Set down all of the data exactly as it appears.

>> Begin Supplied information

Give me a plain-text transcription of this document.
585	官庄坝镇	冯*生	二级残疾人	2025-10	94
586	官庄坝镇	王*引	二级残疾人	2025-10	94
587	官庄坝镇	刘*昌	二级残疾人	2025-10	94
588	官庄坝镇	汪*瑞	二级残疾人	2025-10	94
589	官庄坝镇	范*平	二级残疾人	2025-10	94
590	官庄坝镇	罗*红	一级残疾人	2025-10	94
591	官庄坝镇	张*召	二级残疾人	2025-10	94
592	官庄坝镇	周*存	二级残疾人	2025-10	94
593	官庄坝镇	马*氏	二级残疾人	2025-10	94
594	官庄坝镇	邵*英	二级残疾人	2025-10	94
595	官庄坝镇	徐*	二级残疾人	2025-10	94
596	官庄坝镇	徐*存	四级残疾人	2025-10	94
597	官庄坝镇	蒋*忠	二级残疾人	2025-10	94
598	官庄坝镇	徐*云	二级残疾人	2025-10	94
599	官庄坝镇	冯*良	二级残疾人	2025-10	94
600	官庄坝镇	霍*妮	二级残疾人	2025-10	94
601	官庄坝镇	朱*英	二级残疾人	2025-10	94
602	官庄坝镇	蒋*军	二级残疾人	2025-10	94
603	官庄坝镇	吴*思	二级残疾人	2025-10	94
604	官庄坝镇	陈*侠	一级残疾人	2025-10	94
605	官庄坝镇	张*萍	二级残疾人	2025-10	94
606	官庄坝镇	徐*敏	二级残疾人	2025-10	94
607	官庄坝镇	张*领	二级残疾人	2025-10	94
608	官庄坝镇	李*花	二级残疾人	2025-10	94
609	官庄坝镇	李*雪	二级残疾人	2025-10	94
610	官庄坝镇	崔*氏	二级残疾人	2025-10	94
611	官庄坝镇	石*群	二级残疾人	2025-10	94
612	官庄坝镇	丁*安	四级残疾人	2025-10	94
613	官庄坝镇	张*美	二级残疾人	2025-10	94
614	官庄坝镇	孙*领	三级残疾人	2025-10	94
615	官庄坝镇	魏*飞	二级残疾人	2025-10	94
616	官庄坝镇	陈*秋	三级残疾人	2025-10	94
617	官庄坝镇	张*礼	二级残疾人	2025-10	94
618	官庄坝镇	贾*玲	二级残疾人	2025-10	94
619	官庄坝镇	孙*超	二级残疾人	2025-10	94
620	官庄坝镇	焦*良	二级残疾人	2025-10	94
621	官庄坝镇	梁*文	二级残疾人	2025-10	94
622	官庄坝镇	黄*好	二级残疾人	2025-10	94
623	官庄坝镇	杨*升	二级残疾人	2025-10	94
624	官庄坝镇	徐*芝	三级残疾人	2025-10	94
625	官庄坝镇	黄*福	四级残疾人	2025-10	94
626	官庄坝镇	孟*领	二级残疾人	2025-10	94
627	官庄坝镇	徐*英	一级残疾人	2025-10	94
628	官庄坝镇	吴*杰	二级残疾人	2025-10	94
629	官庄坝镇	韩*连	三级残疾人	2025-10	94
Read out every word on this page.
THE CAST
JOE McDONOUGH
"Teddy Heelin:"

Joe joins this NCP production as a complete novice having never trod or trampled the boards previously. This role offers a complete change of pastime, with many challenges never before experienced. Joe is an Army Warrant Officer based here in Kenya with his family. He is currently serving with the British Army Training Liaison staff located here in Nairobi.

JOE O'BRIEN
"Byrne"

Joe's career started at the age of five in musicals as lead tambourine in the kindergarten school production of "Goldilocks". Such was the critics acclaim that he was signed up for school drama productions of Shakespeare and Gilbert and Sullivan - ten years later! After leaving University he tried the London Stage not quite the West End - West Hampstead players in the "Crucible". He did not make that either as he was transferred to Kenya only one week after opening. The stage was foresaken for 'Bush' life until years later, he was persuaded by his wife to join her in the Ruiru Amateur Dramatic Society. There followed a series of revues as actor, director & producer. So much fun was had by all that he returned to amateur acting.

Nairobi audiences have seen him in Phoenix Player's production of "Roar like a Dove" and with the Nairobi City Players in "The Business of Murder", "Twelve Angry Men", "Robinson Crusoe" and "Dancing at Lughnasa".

>> End Supplied information

__Exercise result__:
Give me a plain-text transcription of this document.
585	官庄坝镇	冯*生	二级残疾人	2025-10	94
586	官庄坝镇	王*引	二级残疾人	2025-10	94
587	官庄坝镇	刘*昌	二级残疾人	2025-10	94
588	官庄坝镇	汪*瑞	二级残疾人	2025-10	94
589	官庄坝镇	范*平	二级残疾人	2025-10	94
590	官庄坝镇	罗*红	一级残疾人	2025-10	94
591	官庄坝镇	张*召	二级残疾人	2025-10	94
592	官庄坝镇	周*存	二级残疾人	2025-10	94
593	官庄坝镇	马*氏	二级残疾人	2025-10	94
594	官庄坝镇	邵*英	二级残疾人	2025-10	94
595	官庄坝镇	徐*	二级残疾人	2025-10	94
596	官庄坝镇	徐*存	四级残疾人	2025-10	94
597	官庄坝镇	蒋*忠	二级残疾人	2025-10	94
598	官庄坝镇	徐*云	二级残疾人	2025-10	94
599	官庄坝镇	冯*良	二级残疾人	2025-10	94
600	官庄坝镇	霍*妮	二级残疾人	2025-10	94
601	官庄坝镇	朱*英	二级残疾人	2025-10	94
602	官庄坝镇	蒋*军	二级残疾人	2025-10	94
603	官庄坝镇	吴*思	二级残疾人	2025-10	94
604	官庄坝镇	陈*侠	一级残疾人	2025-10	94
605	官庄坝镇	张*萍	二级残疾人	2025-10	94
606	官庄坝镇	徐*敏	二级残疾人	2025-10	94
607	官庄坝镇	张*领	二级残疾人	2025-10	94
608	官庄坝镇	李*花	二级残疾人	2025-10	94
609	官庄坝镇	李*雪	二级残疾人	2025-10	94
610	官庄坝镇	崔*氏	二级残疾人	2025-10	94
611	官庄坝镇	石*群	二级残疾人	2025-10	94
612	官庄坝镇	丁*安	四级残疾人	2025-10	94
613	官庄坝镇	张*美	二级残疾人	2025-10	94
614	官庄坝镇	孙*领	三级残疾人	2025-10	94
615	官庄坝镇	魏*飞	二级残疾人	2025-10	94
616	官庄坝镇	陈*秋	三级残疾人	2025-10	94
617	官庄坝镇	张*礼	二级残疾人	2025-10	94
618	官庄坝镇	贾*玲	二级残疾人	2025-10	94
619	官庄坝镇	孙*超	二级残疾人	2025-10	94
620	官庄坝镇	焦*良	二级残疾人	2025-10	94
621	官庄坝镇	梁*文	二级残疾人	2025-10	94
622	官庄坝镇	黄*好	二级残疾人	2025-10	94
623	官庄坝镇	杨*升	二级残疾人	2025-10	94
624	官庄坝镇	徐*芝	三级残疾人	2025-10	94
625	官庄坝镇	黄*福	四级残疾人	2025-10	94
626	官庄坝镇	孟*领	二级残疾人	2025-10	94
627	官庄坝镇	徐*英	一级残疾人	2025-10	94
628	官庄坝镇	吴*杰	二级残疾人	2025-10	94
629	官庄坝镇	韩*连	三级残疾人	2025-10	94
Read out every word on this page.
THE CAST
JOE McDONOUGH
"Teddy Heelin:"

Joe joins this NCP production as a complete novice having never trod or trampled the boards previously. This role offers a complete change of pastime, with many challenges never before experienced. Joe is an Army Warrant Officer based here in Kenya with his family. He is currently serving with the British Army Training Liaison staff located here in Nairobi.

JOE O'BRIEN
"Byrne"

Joe's career started at the age of five in musicals as lead tambourine in the kindergarten school production of "Goldilocks". Such was the critics acclaim that he was signed up for school drama productions of Shakespeare and Gilbert and Sullivan - ten years later! After leaving University he tried the London Stage not quite the West End - West Hampstead players in the "Crucible". He did not make that either as he was transferred to Kenya only one week after opening. The stage was foresaken for 'Bush' life until years later, he was persuaded by his wife to join her in the Ruiru Amateur Dramatic Society. There followed a series of revues as actor, director & producer. So much fun was had by all that he returned to amateur acting.

Nairobi audiences have seen him in Phoenix Player's production of "Roar like a Dove" and with the Nairobi City Players in "The Business of Murder", "Twelve Angry Men", "Robinson Crusoe" and "Dancing at Lughnasa".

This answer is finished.